• [Task brief] Repeat the material exactly, every line of it.

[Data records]

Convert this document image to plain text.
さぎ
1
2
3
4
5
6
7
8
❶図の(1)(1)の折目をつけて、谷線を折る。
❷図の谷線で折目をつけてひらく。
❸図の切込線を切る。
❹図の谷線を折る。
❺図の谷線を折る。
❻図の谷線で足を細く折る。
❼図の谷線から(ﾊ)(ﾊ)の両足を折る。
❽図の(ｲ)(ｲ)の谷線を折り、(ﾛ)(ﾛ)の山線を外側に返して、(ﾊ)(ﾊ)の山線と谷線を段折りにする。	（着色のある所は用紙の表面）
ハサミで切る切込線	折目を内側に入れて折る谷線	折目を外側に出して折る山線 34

• [Final result]
Convert this document image to plain text.
さぎ
1
2
3
4
5
6
7
8
❶図の(1)(1)の折目をつけて、谷線を折る。
❷図の谷線で折目をつけてひらく。
❸図の切込線を切る。
❹図の谷線を折る。
❺図の谷線を折る。
❻図の谷線で足を細く折る。
❼図の谷線から(ﾊ)(ﾊ)の両足を折る。
❽図の(ｲ)(ｲ)の谷線を折り、(ﾛ)(ﾛ)の山線を外側に返して、(ﾊ)(ﾊ)の山線と谷線を段折りにする。	（着色のある所は用紙の表面）
ハサミで切る切込線	折目を内側に入れて折る谷線	折目を外側に出して折る山線 34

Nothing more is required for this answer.